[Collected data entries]
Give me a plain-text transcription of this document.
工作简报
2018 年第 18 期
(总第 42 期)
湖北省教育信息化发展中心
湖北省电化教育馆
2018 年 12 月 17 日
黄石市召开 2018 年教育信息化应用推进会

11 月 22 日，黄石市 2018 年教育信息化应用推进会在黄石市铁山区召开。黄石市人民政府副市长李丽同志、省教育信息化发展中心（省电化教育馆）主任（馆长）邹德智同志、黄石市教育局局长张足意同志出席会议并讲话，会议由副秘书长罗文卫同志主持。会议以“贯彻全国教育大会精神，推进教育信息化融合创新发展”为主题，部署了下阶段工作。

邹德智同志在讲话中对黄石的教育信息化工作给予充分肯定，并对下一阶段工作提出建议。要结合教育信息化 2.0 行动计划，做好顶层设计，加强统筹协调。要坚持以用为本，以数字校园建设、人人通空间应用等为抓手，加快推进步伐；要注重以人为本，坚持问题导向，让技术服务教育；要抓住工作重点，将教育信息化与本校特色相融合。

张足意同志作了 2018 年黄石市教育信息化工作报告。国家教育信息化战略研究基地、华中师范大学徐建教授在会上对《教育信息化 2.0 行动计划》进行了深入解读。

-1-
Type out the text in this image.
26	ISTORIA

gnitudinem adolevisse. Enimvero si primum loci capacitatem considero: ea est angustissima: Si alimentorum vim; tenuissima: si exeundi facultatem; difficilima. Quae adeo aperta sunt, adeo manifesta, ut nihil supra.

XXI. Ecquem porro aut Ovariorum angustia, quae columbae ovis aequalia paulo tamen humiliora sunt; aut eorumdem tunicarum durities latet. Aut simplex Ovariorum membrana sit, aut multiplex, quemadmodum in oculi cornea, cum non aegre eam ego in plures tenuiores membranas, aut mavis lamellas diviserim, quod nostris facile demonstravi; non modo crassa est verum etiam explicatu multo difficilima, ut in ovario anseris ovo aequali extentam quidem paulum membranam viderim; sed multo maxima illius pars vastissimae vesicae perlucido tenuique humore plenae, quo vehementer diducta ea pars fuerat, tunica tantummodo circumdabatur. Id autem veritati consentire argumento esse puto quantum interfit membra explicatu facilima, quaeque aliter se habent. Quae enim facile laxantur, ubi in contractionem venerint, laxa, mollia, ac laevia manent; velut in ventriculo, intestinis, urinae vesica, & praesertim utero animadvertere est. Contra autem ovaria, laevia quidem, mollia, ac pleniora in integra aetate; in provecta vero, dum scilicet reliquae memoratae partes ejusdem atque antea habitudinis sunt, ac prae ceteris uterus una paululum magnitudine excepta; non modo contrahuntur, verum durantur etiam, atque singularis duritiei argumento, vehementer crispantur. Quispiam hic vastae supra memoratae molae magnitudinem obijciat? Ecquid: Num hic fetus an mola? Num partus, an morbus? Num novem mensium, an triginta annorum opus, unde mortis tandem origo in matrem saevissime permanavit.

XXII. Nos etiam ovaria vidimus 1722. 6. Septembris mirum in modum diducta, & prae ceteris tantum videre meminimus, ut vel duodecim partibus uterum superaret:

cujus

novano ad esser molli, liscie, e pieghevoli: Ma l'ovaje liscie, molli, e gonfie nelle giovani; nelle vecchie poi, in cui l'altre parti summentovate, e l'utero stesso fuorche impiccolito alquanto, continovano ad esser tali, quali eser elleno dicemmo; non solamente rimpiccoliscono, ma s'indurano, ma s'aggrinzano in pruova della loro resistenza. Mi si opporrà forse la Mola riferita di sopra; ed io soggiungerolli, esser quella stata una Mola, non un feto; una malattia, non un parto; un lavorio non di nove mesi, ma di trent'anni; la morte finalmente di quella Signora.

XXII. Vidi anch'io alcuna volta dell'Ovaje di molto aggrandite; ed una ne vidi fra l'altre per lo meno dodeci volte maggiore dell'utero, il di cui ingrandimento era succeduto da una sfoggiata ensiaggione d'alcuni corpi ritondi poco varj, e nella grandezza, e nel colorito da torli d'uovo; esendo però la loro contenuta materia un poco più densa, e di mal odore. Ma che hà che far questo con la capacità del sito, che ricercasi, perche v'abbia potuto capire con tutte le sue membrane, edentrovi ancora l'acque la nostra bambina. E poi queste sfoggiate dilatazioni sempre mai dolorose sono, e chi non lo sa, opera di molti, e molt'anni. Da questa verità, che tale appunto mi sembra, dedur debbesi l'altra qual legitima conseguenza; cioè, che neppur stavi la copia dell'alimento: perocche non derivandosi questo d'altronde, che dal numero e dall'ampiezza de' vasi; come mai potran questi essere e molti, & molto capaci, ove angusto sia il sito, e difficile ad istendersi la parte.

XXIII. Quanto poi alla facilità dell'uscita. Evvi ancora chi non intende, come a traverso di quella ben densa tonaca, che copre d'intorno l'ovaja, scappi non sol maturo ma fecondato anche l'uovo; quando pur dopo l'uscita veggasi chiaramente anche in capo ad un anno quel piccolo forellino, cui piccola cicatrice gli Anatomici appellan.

* Goal: Lines containing the word "行动计划" must all be returned from the material above.

* The answer:
邹德智同志在讲话中对黄石的教育信息化工作给予充分肯定，并对下一阶段工作提出建议。要结合教育信息化 2.0 行动计划，做好顶层设计，加强统筹协调。要坚持以用为本，以数字校园建设、人人通空间应用等为抓手，加快推进步伐；要注重以人为本，坚持问题导向，让技术服务教育；要抓住工作重点，将教育信息化与本校特色相融合。
张足意同志作了 2018 年黄石市教育信息化工作报告。国家教育信息化战略研究基地、华中师范大学徐建教授在会上对《教育信息化 2.0 行动计划》进行了深入解读。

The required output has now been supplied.